» **DATASET EXTRACT**:
[START]

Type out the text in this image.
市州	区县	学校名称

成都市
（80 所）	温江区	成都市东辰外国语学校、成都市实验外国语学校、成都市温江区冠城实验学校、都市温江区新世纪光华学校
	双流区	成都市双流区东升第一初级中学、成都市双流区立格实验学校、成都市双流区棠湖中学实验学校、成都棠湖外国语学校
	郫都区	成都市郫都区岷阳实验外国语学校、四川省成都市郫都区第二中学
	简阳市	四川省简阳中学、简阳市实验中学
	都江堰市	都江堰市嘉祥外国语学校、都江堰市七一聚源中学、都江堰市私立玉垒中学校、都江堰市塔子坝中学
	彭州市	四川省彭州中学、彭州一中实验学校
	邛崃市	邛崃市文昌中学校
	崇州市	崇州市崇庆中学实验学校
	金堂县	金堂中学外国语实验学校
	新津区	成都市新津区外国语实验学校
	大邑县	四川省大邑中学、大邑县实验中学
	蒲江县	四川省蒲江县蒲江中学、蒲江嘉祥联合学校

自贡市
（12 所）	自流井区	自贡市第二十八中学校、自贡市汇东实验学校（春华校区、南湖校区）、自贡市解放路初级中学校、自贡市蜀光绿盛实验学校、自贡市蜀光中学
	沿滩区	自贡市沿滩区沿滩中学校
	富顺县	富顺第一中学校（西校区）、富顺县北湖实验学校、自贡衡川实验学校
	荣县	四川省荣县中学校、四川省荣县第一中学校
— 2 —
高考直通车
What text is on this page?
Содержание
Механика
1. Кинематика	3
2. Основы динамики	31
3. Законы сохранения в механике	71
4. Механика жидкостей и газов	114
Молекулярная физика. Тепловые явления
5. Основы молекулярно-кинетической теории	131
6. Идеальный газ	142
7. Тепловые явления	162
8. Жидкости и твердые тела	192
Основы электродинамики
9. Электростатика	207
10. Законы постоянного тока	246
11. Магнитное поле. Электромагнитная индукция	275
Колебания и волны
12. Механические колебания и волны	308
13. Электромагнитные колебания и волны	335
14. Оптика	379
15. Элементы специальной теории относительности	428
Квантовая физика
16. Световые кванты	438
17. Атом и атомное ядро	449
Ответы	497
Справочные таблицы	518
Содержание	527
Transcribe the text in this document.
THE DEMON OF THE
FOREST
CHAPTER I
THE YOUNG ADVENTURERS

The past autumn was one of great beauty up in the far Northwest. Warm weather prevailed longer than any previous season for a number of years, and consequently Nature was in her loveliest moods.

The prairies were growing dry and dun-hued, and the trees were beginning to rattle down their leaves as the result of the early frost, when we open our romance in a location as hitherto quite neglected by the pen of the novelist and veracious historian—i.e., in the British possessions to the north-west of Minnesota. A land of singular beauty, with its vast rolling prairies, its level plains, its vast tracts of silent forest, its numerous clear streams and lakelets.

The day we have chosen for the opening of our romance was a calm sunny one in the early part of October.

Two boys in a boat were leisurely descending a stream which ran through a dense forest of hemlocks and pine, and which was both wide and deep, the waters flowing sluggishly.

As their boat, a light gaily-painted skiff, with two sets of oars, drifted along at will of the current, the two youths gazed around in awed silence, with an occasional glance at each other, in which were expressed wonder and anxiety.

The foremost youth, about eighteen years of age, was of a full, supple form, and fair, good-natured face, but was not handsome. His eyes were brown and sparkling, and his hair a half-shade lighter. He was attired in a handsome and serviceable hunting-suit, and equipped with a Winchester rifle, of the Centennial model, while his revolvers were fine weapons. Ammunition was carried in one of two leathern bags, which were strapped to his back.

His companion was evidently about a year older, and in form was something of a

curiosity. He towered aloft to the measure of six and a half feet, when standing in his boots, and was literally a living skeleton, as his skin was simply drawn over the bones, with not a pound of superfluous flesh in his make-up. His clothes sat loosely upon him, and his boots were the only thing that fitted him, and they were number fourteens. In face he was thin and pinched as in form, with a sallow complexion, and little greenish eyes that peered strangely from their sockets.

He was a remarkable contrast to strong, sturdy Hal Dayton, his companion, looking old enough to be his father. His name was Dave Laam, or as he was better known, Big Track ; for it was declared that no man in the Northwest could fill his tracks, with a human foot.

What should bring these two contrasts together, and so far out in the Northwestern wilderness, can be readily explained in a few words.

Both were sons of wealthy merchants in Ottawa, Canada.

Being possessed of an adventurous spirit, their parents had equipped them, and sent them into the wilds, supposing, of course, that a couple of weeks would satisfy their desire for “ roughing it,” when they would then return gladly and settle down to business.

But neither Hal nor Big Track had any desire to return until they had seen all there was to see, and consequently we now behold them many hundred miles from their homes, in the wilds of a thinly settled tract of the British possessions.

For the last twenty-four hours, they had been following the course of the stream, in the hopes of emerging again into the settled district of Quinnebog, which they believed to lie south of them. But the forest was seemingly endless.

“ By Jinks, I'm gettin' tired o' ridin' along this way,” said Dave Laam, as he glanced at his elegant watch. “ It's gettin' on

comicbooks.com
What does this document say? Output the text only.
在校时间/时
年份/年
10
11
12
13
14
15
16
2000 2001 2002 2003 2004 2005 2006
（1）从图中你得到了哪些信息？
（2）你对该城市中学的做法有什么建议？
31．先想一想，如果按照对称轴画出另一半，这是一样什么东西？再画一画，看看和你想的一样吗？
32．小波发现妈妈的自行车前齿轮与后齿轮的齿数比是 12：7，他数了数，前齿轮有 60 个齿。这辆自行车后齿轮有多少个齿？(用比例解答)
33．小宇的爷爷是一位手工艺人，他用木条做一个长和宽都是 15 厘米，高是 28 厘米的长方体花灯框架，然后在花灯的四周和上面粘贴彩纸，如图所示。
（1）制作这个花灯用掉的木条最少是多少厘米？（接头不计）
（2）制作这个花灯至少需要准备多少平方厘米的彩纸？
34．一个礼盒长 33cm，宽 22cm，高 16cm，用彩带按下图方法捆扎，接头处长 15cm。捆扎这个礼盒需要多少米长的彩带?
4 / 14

[END]

» **REQUIRED WORK**: Give the number of lines in the listing above that contain "settled", and nothing else.

» **RESPONSE TO THIS EXERCISE**: 2